## [Do this]
Where a line contains the word "acid", copy that line in full.

- - -

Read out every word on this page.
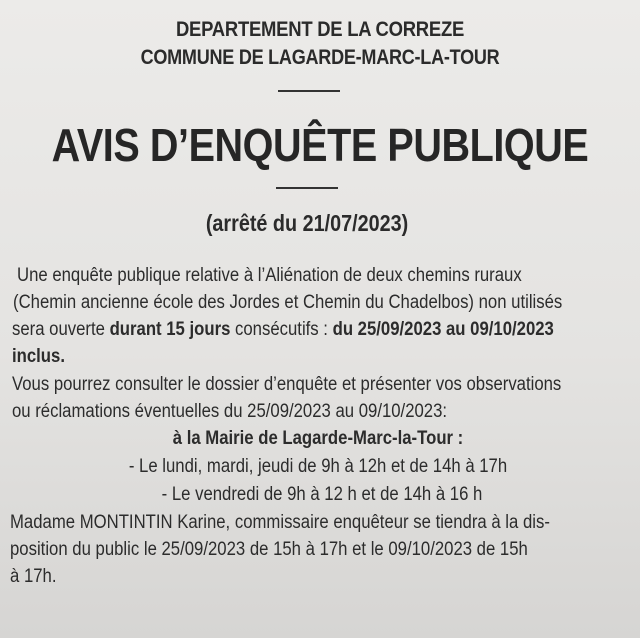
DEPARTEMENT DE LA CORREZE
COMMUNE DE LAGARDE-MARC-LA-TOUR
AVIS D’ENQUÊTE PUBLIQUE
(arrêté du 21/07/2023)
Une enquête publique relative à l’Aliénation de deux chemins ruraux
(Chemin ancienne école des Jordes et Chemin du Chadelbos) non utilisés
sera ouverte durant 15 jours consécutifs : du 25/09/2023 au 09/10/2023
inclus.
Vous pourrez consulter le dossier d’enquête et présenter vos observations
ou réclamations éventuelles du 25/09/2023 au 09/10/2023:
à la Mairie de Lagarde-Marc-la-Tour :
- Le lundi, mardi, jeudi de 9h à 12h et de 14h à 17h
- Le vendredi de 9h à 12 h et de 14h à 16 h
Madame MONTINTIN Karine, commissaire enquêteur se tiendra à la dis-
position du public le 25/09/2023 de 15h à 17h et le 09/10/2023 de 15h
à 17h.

- - -

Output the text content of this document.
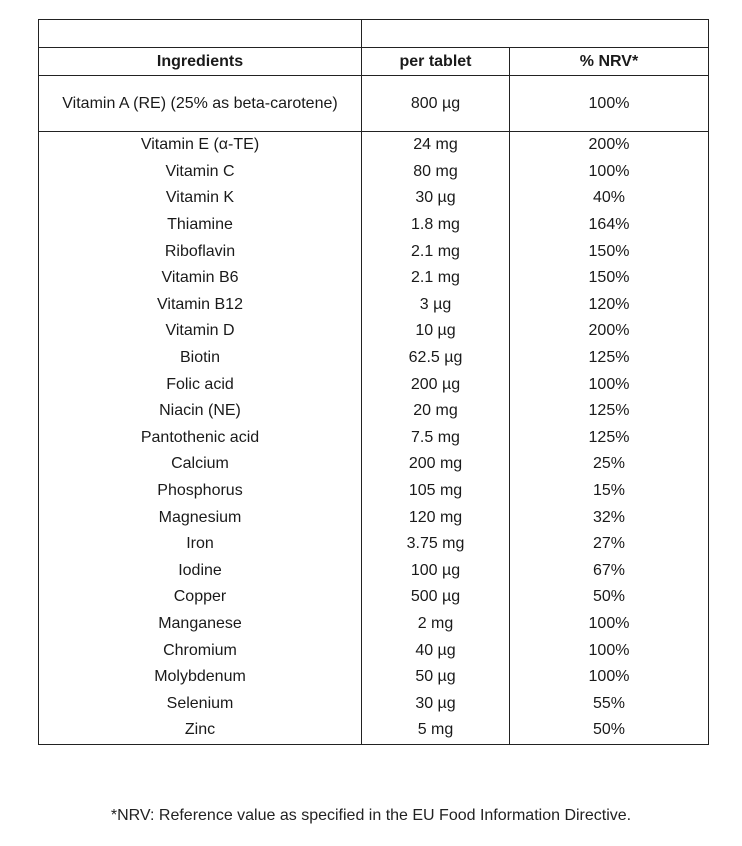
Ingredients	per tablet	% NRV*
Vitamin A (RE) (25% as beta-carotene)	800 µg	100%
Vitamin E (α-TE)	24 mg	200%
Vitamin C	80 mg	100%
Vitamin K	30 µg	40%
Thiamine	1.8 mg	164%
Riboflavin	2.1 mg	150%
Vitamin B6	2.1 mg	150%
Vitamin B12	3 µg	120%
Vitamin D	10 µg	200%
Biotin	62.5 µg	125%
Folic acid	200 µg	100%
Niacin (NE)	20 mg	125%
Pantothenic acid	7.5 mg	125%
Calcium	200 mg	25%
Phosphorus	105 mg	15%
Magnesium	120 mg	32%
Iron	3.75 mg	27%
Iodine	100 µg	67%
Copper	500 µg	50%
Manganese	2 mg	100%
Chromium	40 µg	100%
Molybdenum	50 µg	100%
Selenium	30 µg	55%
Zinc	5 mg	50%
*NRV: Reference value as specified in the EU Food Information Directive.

- - -

## [Solution to this task]
Folic acid	200 µg	100%
Pantothenic acid	7.5 mg	125%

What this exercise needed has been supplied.